*Direction*
Copy every record below exactly.

*Records for this exercise*
--- START ---
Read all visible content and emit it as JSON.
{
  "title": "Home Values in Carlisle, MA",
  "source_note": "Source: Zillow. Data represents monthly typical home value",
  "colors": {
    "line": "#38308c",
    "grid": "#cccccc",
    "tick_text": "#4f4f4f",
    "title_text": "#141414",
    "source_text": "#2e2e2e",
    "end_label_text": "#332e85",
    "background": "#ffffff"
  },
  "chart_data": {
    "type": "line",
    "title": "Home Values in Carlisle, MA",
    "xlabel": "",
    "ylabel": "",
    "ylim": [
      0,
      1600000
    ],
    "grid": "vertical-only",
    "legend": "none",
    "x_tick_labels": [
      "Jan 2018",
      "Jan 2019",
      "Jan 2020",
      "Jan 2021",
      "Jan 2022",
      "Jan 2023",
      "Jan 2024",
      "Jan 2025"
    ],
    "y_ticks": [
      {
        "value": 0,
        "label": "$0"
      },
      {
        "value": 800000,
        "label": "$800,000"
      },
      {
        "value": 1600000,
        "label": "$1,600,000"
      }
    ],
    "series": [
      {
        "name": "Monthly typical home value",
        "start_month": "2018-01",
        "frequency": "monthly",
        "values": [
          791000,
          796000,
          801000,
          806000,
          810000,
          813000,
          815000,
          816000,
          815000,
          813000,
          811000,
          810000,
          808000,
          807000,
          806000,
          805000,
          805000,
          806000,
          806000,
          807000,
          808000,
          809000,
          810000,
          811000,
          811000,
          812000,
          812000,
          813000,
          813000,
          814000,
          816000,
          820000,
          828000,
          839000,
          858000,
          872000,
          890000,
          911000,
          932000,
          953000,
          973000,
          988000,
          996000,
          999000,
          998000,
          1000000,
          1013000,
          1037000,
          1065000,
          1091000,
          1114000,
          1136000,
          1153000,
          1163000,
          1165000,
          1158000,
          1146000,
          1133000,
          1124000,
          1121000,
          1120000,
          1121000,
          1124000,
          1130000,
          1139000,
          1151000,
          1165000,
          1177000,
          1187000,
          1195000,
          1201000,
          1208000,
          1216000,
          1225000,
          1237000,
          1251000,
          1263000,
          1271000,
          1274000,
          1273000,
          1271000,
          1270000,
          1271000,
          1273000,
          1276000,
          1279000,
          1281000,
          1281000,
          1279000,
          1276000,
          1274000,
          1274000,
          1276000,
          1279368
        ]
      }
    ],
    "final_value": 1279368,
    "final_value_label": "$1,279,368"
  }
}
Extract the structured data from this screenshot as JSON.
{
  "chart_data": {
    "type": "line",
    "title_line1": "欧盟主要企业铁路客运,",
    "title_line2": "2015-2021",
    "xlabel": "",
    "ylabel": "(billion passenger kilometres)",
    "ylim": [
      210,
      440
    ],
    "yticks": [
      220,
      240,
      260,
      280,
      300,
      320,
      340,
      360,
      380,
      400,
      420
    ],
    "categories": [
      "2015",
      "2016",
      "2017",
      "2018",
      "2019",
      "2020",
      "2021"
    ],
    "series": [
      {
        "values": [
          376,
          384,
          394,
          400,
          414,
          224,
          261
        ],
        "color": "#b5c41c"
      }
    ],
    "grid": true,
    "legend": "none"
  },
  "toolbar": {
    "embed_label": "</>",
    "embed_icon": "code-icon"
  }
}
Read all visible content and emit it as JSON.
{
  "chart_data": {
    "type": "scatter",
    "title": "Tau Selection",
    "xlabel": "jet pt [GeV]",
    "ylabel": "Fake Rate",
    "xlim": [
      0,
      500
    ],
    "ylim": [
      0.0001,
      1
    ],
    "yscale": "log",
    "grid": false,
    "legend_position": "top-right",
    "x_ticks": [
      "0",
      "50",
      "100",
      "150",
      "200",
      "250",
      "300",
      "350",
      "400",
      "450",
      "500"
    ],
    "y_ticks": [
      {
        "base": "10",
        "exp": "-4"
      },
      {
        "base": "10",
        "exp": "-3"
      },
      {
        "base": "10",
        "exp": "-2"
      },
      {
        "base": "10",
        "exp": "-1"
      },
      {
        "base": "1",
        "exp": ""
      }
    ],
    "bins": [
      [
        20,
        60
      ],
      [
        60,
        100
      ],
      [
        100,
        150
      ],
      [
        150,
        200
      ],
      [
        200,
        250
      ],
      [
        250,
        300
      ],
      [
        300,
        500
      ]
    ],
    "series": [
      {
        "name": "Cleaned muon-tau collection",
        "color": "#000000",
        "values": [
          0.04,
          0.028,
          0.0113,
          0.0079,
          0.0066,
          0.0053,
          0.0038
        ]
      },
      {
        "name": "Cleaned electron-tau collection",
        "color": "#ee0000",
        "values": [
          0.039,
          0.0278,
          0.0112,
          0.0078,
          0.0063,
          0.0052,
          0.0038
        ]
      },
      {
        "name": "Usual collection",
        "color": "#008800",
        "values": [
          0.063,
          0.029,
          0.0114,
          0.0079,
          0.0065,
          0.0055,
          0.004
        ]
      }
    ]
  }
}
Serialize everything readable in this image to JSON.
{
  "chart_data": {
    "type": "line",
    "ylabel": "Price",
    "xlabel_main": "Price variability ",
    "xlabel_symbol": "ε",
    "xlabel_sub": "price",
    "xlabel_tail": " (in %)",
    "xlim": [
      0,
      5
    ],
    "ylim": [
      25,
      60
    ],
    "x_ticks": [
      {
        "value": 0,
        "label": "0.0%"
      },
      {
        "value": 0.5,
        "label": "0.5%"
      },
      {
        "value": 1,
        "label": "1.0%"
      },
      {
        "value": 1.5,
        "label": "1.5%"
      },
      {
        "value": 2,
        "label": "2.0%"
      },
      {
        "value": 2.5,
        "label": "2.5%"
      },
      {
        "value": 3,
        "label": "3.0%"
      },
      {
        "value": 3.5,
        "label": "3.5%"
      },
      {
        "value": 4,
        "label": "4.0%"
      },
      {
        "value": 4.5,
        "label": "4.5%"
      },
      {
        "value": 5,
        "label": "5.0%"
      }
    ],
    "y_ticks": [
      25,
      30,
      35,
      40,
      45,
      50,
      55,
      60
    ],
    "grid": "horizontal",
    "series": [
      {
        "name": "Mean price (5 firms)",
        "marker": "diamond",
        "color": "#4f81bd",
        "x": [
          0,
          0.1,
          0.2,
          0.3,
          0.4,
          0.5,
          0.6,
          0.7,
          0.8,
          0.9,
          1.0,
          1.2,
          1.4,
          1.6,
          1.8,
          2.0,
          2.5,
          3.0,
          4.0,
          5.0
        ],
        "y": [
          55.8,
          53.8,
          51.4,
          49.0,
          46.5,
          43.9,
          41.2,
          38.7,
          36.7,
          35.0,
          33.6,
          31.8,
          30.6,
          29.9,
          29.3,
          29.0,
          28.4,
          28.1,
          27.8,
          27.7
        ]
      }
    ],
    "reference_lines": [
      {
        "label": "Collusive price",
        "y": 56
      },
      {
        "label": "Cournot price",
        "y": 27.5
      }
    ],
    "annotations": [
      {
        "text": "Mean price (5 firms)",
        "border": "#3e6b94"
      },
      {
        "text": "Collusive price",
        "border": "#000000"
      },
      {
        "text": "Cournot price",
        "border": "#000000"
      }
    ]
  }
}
--- END ---
*Task answer*
Read all visible content and emit it as JSON.
{
  "title": "Home Values in Carlisle, MA",
  "source_note": "Source: Zillow. Data represents monthly typical home value",
  "colors": {
    "line": "#38308c",
    "grid": "#cccccc",
    "tick_text": "#4f4f4f",
    "title_text": "#141414",
    "source_text": "#2e2e2e",
    "end_label_text": "#332e85",
    "background": "#ffffff"
  },
  "chart_data": {
    "type": "line",
    "title": "Home Values in Carlisle, MA",
    "xlabel": "",
    "ylabel": "",
    "ylim": [
      0,
      1600000
    ],
    "grid": "vertical-only",
    "legend": "none",
    "x_tick_labels": [
      "Jan 2018",
      "Jan 2019",
      "Jan 2020",
      "Jan 2021",
      "Jan 2022",
      "Jan 2023",
      "Jan 2024",
      "Jan 2025"
    ],
    "y_ticks": [
      {
        "value": 0,
        "label": "$0"
      },
      {
        "value": 800000,
        "label": "$800,000"
      },
      {
        "value": 1600000,
        "label": "$1,600,000"
      }
    ],
    "series": [
      {
        "name": "Monthly typical home value",
        "start_month": "2018-01",
        "frequency": "monthly",
        "values": [
          791000,
          796000,
          801000,
          806000,
          810000,
          813000,
          815000,
          816000,
          815000,
          813000,
          811000,
          810000,
          808000,
          807000,
          806000,
          805000,
          805000,
          806000,
          806000,
          807000,
          808000,
          809000,
          810000,
          811000,
          811000,
          812000,
          812000,
          813000,
          813000,
          814000,
          816000,
          820000,
          828000,
          839000,
          858000,
          872000,
          890000,
          911000,
          932000,
          953000,
          973000,
          988000,
          996000,
          999000,
          998000,
          1000000,
          1013000,
          1037000,
          1065000,
          1091000,
          1114000,
          1136000,
          1153000,
          1163000,
          1165000,
          1158000,
          1146000,
          1133000,
          1124000,
          1121000,
          1120000,
          1121000,
          1124000,
          1130000,
          1139000,
          1151000,
          1165000,
          1177000,
          1187000,
          1195000,
          1201000,
          1208000,
          1216000,
          1225000,
          1237000,
          1251000,
          1263000,
          1271000,
          1274000,
          1273000,
          1271000,
          1270000,
          1271000,
          1273000,
          1276000,
          1279000,
          1281000,
          1281000,
          1279000,
          1276000,
          1274000,
          1274000,
          1276000,
          1279368
        ]
      }
    ],
    "final_value": 1279368,
    "final_value_label": "$1,279,368"
  }
}
Extract the structured data from this screenshot as JSON.
{
  "chart_data": {
    "type": "line",
    "title_line1": "欧盟主要企业铁路客运,",
    "title_line2": "2015-2021",
    "xlabel": "",
    "ylabel": "(billion passenger kilometres)",
    "ylim": [
      210,
      440
    ],
    "yticks": [
      220,
      240,
      260,
      280,
      300,
      320,
      340,
      360,
      380,
      400,
      420
    ],
    "categories": [
      "2015",
      "2016",
      "2017",
      "2018",
      "2019",
      "2020",
      "2021"
    ],
    "series": [
      {
        "values": [
          376,
          384,
          394,
          400,
          414,
          224,
          261
        ],
        "color": "#b5c41c"
      }
    ],
    "grid": true,
    "legend": "none"
  },
  "toolbar": {
    "embed_label": "</>",
    "embed_icon": "code-icon"
  }
}
Read all visible content and emit it as JSON.
{
  "chart_data": {
    "type": "scatter",
    "title": "Tau Selection",
    "xlabel": "jet pt [GeV]",
    "ylabel": "Fake Rate",
    "xlim": [
      0,
      500
    ],
    "ylim": [
      0.0001,
      1
    ],
    "yscale": "log",
    "grid": false,
    "legend_position": "top-right",
    "x_ticks": [
      "0",
      "50",
      "100",
      "150",
      "200",
      "250",
      "300",
      "350",
      "400",
      "450",
      "500"
    ],
    "y_ticks": [
      {
        "base": "10",
        "exp": "-4"
      },
      {
        "base": "10",
        "exp": "-3"
      },
      {
        "base": "10",
        "exp": "-2"
      },
      {
        "base": "10",
        "exp": "-1"
      },
      {
        "base": "1",
        "exp": ""
      }
    ],
    "bins": [
      [
        20,
        60
      ],
      [
        60,
        100
      ],
      [
        100,
        150
      ],
      [
        150,
        200
      ],
      [
        200,
        250
      ],
      [
        250,
        300
      ],
      [
        300,
        500
      ]
    ],
    "series": [
      {
        "name": "Cleaned muon-tau collection",
        "color": "#000000",
        "values": [
          0.04,
          0.028,
          0.0113,
          0.0079,
          0.0066,
          0.0053,
          0.0038
        ]
      },
      {
        "name": "Cleaned electron-tau collection",
        "color": "#ee0000",
        "values": [
          0.039,
          0.0278,
          0.0112,
          0.0078,
          0.0063,
          0.0052,
          0.0038
        ]
      },
      {
        "name": "Usual collection",
        "color": "#008800",
        "values": [
          0.063,
          0.029,
          0.0114,
          0.0079,
          0.0065,
          0.0055,
          0.004
        ]
      }
    ]
  }
}
Serialize everything readable in this image to JSON.
{
  "chart_data": {
    "type": "line",
    "ylabel": "Price",
    "xlabel_main": "Price variability ",
    "xlabel_symbol": "ε",
    "xlabel_sub": "price",
    "xlabel_tail": " (in %)",
    "xlim": [
      0,
      5
    ],
    "ylim": [
      25,
      60
    ],
    "x_ticks": [
      {
        "value": 0,
        "label": "0.0%"
      },
      {
        "value": 0.5,
        "label": "0.5%"
      },
      {
        "value": 1,
        "label": "1.0%"
      },
      {
        "value": 1.5,
        "label": "1.5%"
      },
      {
        "value": 2,
        "label": "2.0%"
      },
      {
        "value": 2.5,
        "label": "2.5%"
      },
      {
        "value": 3,
        "label": "3.0%"
      },
      {
        "value": 3.5,
        "label": "3.5%"
      },
      {
        "value": 4,
        "label": "4.0%"
      },
      {
        "value": 4.5,
        "label": "4.5%"
      },
      {
        "value": 5,
        "label": "5.0%"
      }
    ],
    "y_ticks": [
      25,
      30,
      35,
      40,
      45,
      50,
      55,
      60
    ],
    "grid": "horizontal",
    "series": [
      {
        "name": "Mean price (5 firms)",
        "marker": "diamond",
        "color": "#4f81bd",
        "x": [
          0,
          0.1,
          0.2,
          0.3,
          0.4,
          0.5,
          0.6,
          0.7,
          0.8,
          0.9,
          1.0,
          1.2,
          1.4,
          1.6,
          1.8,
          2.0,
          2.5,
          3.0,
          4.0,
          5.0
        ],
        "y": [
          55.8,
          53.8,
          51.4,
          49.0,
          46.5,
          43.9,
          41.2,
          38.7,
          36.7,
          35.0,
          33.6,
          31.8,
          30.6,
          29.9,
          29.3,
          29.0,
          28.4,
          28.1,
          27.8,
          27.7
        ]
      }
    ],
    "reference_lines": [
      {
        "label": "Collusive price",
        "y": 56
      },
      {
        "label": "Cournot price",
        "y": 27.5
      }
    ],
    "annotations": [
      {
        "text": "Mean price (5 firms)",
        "border": "#3e6b94"
      },
      {
        "text": "Collusive price",
        "border": "#000000"
      },
      {
        "text": "Cournot price",
        "border": "#000000"
      }
    ]
  }
}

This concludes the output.